Stored entries
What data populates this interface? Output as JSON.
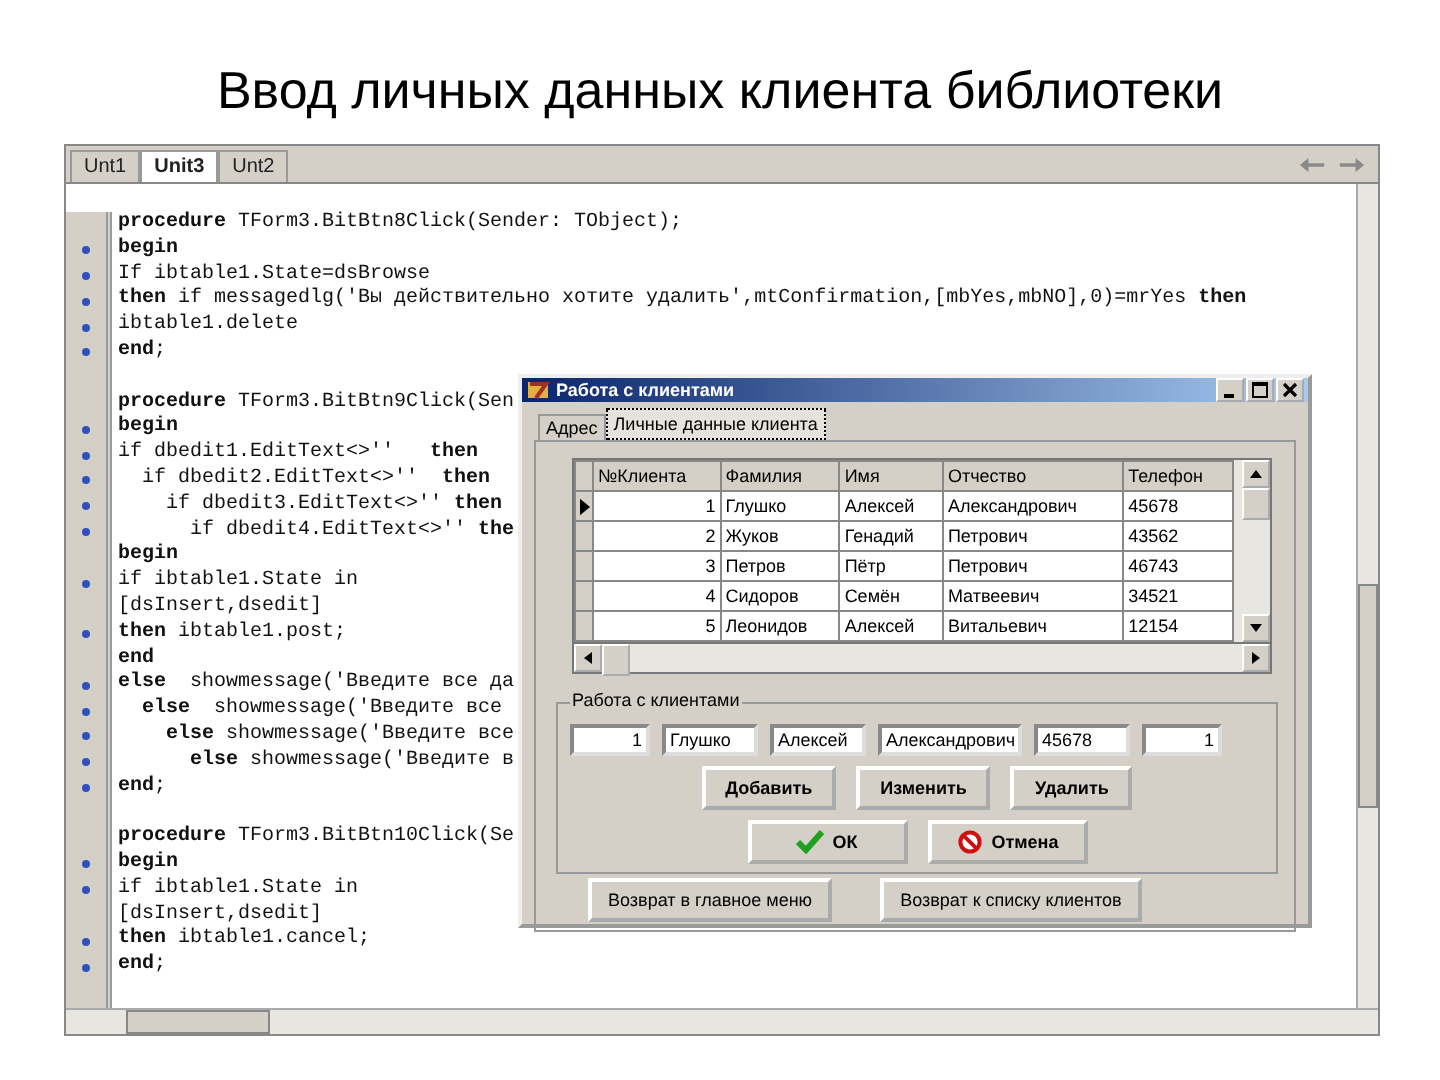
{
  "slide_title": "Ввод личных данных клиента библиотеки",
  "editor": {
    "tabs": [
      {
        "label": "Unt1",
        "selected": false
      },
      {
        "label": "Unit3",
        "selected": true
      },
      {
        "label": "Unt2",
        "selected": false
      }
    ],
    "blocks": [
      {
        "lines": [
          {
            "text": "**procedure** TForm3.BitBtn8Click(Sender: TObject);",
            "executable": false
          },
          {
            "text": "**begin**",
            "executable": true
          },
          {
            "text": "If ibtable1.State=dsBrowse",
            "executable": true
          },
          {
            "text": "**then** if messagedlg('Вы действительно хотите удалить',mtConfirmation,[mbYes,mbNO],0)=mrYes **then**",
            "executable": true
          },
          {
            "text": "ibtable1.delete",
            "executable": true
          },
          {
            "text": "**end**;",
            "executable": true
          }
        ]
      },
      {
        "lines": [
          {
            "text": "**procedure** TForm3.BitBtn9Click(Sen",
            "executable": false
          },
          {
            "text": "**begin**",
            "executable": true
          },
          {
            "text": "if dbedit1.EditText<>''   **then**",
            "executable": true
          },
          {
            "text": "  if dbedit2.EditText<>''  **then**",
            "executable": true
          },
          {
            "text": "    if dbedit3.EditText<>'' **then**",
            "executable": true
          },
          {
            "text": "      if dbedit4.EditText<>'' **the**",
            "executable": true
          },
          {
            "text": "**begin**",
            "executable": false
          },
          {
            "text": "if ibtable1.State in",
            "executable": true
          },
          {
            "text": "[dsInsert,dsedit]",
            "executable": false
          },
          {
            "text": "**then** ibtable1.post;",
            "executable": true
          },
          {
            "text": "**end**",
            "executable": false
          },
          {
            "text": "**else**  showmessage('Введите все да",
            "executable": true
          },
          {
            "text": "  **else**  showmessage('Введите все",
            "executable": true
          },
          {
            "text": "    **else** showmessage('Введите все",
            "executable": true
          },
          {
            "text": "      **else** showmessage('Введите в",
            "executable": true
          },
          {
            "text": "**end**;",
            "executable": true
          }
        ]
      },
      {
        "lines": [
          {
            "text": "**procedure** TForm3.BitBtn10Click(Se",
            "executable": false
          },
          {
            "text": "**begin**",
            "executable": true
          },
          {
            "text": "if ibtable1.State in",
            "executable": true
          },
          {
            "text": "[dsInsert,dsedit]",
            "executable": false
          },
          {
            "text": "**then** ibtable1.cancel;",
            "executable": true
          },
          {
            "text": "**end**;",
            "executable": true
          }
        ]
      }
    ]
  },
  "dialog": {
    "title": "Работа с клиентами",
    "tabs": [
      {
        "label": "Адрес",
        "selected": false
      },
      {
        "label": "Личные данные клиента",
        "selected": true
      }
    ],
    "table": {
      "columns": [
        "№Клиента",
        "Фамилия",
        "Имя",
        "Отчество",
        "Телефон"
      ],
      "rows": [
        {
          "cells": [
            "1",
            "Глушко",
            "Алексей",
            "Александрович",
            "45678"
          ],
          "selected": true
        },
        {
          "cells": [
            "2",
            "Жуков",
            "Генадий",
            "Петрович",
            "43562"
          ],
          "selected": false
        },
        {
          "cells": [
            "3",
            "Петров",
            "Пётр",
            "Петрович",
            "46743"
          ],
          "selected": false
        },
        {
          "cells": [
            "4",
            "Сидоров",
            "Семён",
            "Матвеевич",
            "34521"
          ],
          "selected": false
        },
        {
          "cells": [
            "5",
            "Леонидов",
            "Алексей",
            "Витальевич",
            "12154"
          ],
          "selected": false
        }
      ]
    },
    "group": {
      "title": "Работа с клиентами",
      "fields": [
        "1",
        "Глушко",
        "Алексей",
        "Александрович",
        "45678",
        "1"
      ],
      "buttons": [
        "Добавить",
        "Изменить",
        "Удалить"
      ],
      "ok_button": "ОК",
      "cancel_button": "Отмена"
    },
    "nav_buttons": [
      "Возврат в главное меню",
      "Возврат к списку клиентов"
    ]
  }
}
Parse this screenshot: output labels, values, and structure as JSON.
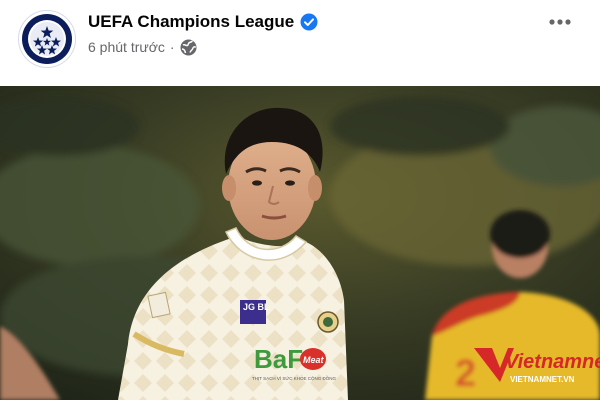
{
  "post": {
    "page_name": "UEFA Champions League",
    "timestamp": "6 phút trước",
    "separator": "·",
    "icons": {
      "avatar": "champions-league-starball-logo",
      "verified": "verified-badge-icon",
      "audience": "globe-icon",
      "more": "more-options-icon"
    },
    "colors": {
      "page_name": "#050505",
      "meta_text": "#65676b",
      "verified": "#1877f2",
      "logo_navy": "#0b1e5b"
    }
  },
  "photo": {
    "jersey_sponsor": "BaF",
    "jersey_sponsor_badge": "Meat",
    "jersey_sponsor_tagline": "THỊT SẠCH VÌ SỨC KHỎE CỘNG ĐỒNG",
    "jersey_brand": "JG BL",
    "watermark_brand": "Vietnamnet",
    "watermark_url": "VIETNAMNET.VN",
    "opponent_number": "2"
  }
}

**PROMPT**
Output the lines above in full and exactly as given, omitting any pictures.

**EXPECTED ANSWER**
What data populates this interface? Output as JSON.
{
  "slide_title": "Ввод личных данных клиента библиотеки",
  "editor": {
    "tabs": [
      {
        "label": "Unt1",
        "selected": false
      },
      {
        "label": "Unit3",
        "selected": true
      },
      {
        "label": "Unt2",
        "selected": false
      }
    ],
    "blocks": [
      {
        "lines": [
          {
            "text": "**procedure** TForm3.BitBtn8Click(Sender: TObject);",
            "executable": false
          },
          {
            "text": "**begin**",
            "executable": true
          },
          {
            "text": "If ibtable1.State=dsBrowse",
            "executable": true
          },
          {
            "text": "**then** if messagedlg('Вы действительно хотите удалить',mtConfirmation,[mbYes,mbNO],0)=mrYes **then**",
            "executable": true
          },
          {
            "text": "ibtable1.delete",
            "executable": true
          },
          {
            "text": "**end**;",
            "executable": true
          }
        ]
      },
      {
        "lines": [
          {
            "text": "**procedure** TForm3.BitBtn9Click(Sen",
            "executable": false
          },
          {
            "text": "**begin**",
            "executable": true
          },
          {
            "text": "if dbedit1.EditText<>''   **then**",
            "executable": true
          },
          {
            "text": "  if dbedit2.EditText<>''  **then**",
            "executable": true
          },
          {
            "text": "    if dbedit3.EditText<>'' **then**",
            "executable": true
          },
          {
            "text": "      if dbedit4.EditText<>'' **the**",
            "executable": true
          },
          {
            "text": "**begin**",
            "executable": false
          },
          {
            "text": "if ibtable1.State in",
            "executable": true
          },
          {
            "text": "[dsInsert,dsedit]",
            "executable": false
          },
          {
            "text": "**then** ibtable1.post;",
            "executable": true
          },
          {
            "text": "**end**",
            "executable": false
          },
          {
            "text": "**else**  showmessage('Введите все да",
            "executable": true
          },
          {
            "text": "  **else**  showmessage('Введите все",
            "executable": true
          },
          {
            "text": "    **else** showmessage('Введите все",
            "executable": true
          },
          {
            "text": "      **else** showmessage('Введите в",
            "executable": true
          },
          {
            "text": "**end**;",
            "executable": true
          }
        ]
      },
      {
        "lines": [
          {
            "text": "**procedure** TForm3.BitBtn10Click(Se",
            "executable": false
          },
          {
            "text": "**begin**",
            "executable": true
          },
          {
            "text": "if ibtable1.State in",
            "executable": true
          },
          {
            "text": "[dsInsert,dsedit]",
            "executable": false
          },
          {
            "text": "**then** ibtable1.cancel;",
            "executable": true
          },
          {
            "text": "**end**;",
            "executable": true
          }
        ]
      }
    ]
  },
  "dialog": {
    "title": "Работа с клиентами",
    "tabs": [
      {
        "label": "Адрес",
        "selected": false
      },
      {
        "label": "Личные данные клиента",
        "selected": true
      }
    ],
    "table": {
      "columns": [
        "№Клиента",
        "Фамилия",
        "Имя",
        "Отчество",
        "Телефон"
      ],
      "rows": [
        {
          "cells": [
            "1",
            "Глушко",
            "Алексей",
            "Александрович",
            "45678"
          ],
          "selected": true
        },
        {
          "cells": [
            "2",
            "Жуков",
            "Генадий",
            "Петрович",
            "43562"
          ],
          "selected": false
        },
        {
          "cells": [
            "3",
            "Петров",
            "Пётр",
            "Петрович",
            "46743"
          ],
          "selected": false
        },
        {
          "cells": [
            "4",
            "Сидоров",
            "Семён",
            "Матвеевич",
            "34521"
          ],
          "selected": false
        },
        {
          "cells": [
            "5",
            "Леонидов",
            "Алексей",
            "Витальевич",
            "12154"
          ],
          "selected": false
        }
      ]
    },
    "group": {
      "title": "Работа с клиентами",
      "fields": [
        "1",
        "Глушко",
        "Алексей",
        "Александрович",
        "45678",
        "1"
      ],
      "buttons": [
        "Добавить",
        "Изменить",
        "Удалить"
      ],
      "ok_button": "ОК",
      "cancel_button": "Отмена"
    },
    "nav_buttons": [
      "Возврат в главное меню",
      "Возврат к списку клиентов"
    ]
  }
}
Parse this screenshot: output labels, values, and structure as JSON.
{
  "post": {
    "page_name": "UEFA Champions League",
    "timestamp": "6 phút trước",
    "separator": "·",
    "icons": {
      "avatar": "champions-league-starball-logo",
      "verified": "verified-badge-icon",
      "audience": "globe-icon",
      "more": "more-options-icon"
    },
    "colors": {
      "page_name": "#050505",
      "meta_text": "#65676b",
      "verified": "#1877f2",
      "logo_navy": "#0b1e5b"
    }
  },
  "photo": {
    "jersey_sponsor": "BaF",
    "jersey_sponsor_badge": "Meat",
    "jersey_sponsor_tagline": "THỊT SẠCH VÌ SỨC KHỎE CỘNG ĐỒNG",
    "jersey_brand": "JG BL",
    "watermark_brand": "Vietnamnet",
    "watermark_url": "VIETNAMNET.VN",
    "opponent_number": "2"
  }
}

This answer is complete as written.